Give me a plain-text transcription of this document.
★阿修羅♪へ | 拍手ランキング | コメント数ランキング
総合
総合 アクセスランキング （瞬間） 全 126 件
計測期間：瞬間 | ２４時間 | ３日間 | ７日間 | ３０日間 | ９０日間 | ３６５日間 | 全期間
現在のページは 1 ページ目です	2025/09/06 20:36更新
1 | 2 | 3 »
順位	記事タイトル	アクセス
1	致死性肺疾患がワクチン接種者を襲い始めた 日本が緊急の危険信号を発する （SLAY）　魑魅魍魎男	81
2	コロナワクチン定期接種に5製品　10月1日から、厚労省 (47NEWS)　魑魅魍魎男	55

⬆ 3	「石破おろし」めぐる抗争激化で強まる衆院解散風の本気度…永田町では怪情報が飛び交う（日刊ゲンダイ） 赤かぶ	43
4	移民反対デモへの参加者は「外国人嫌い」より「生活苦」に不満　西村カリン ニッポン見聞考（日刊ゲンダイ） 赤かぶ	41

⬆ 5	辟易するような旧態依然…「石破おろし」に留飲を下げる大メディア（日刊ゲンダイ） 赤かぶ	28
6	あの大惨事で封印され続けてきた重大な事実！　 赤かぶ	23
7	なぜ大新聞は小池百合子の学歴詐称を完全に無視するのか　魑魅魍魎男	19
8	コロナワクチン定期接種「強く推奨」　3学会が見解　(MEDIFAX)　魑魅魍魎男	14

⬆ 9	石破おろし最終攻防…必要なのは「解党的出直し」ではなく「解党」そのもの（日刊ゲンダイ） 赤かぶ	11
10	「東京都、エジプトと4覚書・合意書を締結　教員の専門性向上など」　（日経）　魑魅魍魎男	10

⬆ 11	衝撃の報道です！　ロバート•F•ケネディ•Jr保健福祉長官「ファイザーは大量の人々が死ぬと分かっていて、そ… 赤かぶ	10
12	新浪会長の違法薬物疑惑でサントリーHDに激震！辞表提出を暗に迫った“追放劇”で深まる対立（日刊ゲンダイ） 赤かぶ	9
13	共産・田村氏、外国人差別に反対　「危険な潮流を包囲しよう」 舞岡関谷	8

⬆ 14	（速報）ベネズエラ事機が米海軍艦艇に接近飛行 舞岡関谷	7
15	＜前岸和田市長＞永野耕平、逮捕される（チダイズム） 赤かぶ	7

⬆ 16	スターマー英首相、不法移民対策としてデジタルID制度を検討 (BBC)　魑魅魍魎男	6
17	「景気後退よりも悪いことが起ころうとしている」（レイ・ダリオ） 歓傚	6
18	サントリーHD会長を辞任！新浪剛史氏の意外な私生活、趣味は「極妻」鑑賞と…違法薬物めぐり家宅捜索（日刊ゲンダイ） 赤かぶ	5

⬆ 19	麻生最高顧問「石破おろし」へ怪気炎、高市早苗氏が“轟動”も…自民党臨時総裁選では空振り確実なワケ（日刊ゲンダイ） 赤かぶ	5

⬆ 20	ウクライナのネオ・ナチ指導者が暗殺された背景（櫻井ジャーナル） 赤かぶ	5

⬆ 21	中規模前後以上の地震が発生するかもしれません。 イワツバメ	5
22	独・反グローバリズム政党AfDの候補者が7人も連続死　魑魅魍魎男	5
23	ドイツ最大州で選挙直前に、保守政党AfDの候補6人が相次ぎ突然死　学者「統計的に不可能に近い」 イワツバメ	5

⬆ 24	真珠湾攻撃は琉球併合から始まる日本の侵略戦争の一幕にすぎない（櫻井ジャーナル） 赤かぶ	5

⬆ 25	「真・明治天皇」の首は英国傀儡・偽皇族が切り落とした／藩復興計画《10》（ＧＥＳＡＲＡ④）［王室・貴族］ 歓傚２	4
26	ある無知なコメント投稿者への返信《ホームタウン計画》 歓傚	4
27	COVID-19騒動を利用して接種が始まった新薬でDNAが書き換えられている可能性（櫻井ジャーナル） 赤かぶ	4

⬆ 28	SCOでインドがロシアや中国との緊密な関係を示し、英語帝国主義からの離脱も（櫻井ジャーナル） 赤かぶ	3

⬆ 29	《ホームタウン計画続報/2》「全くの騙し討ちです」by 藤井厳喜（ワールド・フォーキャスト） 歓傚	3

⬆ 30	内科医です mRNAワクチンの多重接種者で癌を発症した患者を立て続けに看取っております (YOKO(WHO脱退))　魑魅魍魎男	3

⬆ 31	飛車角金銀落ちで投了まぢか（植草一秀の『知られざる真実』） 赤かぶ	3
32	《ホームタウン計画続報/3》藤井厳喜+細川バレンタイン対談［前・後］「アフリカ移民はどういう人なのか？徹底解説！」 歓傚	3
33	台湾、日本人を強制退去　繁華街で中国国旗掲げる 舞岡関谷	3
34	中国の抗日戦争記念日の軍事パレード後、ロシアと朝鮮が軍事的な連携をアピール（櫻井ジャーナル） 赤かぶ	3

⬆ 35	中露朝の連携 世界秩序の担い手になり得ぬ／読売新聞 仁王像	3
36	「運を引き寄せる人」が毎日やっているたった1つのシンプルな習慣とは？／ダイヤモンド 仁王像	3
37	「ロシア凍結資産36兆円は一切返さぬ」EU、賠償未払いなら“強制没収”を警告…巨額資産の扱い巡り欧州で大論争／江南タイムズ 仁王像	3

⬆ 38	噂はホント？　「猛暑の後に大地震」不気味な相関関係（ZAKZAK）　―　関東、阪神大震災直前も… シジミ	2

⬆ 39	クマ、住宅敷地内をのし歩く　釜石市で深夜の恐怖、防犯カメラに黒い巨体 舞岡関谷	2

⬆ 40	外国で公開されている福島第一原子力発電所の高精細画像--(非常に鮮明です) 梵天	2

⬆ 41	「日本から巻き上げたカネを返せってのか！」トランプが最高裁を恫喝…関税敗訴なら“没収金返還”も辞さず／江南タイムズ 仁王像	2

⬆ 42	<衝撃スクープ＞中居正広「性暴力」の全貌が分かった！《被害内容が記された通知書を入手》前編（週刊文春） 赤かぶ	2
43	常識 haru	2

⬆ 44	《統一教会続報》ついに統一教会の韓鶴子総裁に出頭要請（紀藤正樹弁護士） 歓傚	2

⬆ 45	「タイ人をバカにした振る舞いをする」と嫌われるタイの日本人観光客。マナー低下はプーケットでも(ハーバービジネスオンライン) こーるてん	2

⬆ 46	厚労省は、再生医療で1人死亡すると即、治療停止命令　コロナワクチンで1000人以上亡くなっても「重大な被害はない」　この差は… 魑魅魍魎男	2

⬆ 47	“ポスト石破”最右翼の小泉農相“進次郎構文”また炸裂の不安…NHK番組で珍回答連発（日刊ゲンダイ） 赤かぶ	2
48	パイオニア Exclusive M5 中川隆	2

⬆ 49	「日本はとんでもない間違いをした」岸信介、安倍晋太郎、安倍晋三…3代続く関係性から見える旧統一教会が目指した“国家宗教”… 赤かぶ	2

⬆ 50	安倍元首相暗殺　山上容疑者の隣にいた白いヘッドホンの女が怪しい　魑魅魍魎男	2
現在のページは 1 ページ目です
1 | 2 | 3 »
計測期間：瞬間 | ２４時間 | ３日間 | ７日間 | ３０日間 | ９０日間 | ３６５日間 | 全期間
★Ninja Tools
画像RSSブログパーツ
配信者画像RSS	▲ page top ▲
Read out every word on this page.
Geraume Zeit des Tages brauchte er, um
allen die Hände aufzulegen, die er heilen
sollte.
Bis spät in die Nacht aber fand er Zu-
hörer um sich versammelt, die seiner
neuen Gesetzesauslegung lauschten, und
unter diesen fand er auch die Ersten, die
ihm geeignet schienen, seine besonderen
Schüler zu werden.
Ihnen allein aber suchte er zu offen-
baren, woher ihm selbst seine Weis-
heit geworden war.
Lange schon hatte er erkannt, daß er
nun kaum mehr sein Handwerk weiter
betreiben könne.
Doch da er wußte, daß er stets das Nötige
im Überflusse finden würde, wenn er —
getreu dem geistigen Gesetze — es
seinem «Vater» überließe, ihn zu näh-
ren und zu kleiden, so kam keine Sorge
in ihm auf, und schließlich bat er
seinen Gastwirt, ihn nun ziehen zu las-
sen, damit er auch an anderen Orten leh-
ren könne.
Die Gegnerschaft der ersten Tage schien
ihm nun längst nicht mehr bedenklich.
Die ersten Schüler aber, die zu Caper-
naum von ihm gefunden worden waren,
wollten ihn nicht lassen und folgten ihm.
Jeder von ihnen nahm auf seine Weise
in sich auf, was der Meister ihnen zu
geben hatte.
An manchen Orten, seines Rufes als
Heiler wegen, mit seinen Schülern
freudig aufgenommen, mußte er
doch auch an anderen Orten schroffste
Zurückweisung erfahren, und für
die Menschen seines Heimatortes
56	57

What to do -
Answer with one number: how many lines of the entries above include the word "seinen".

Answer box -
2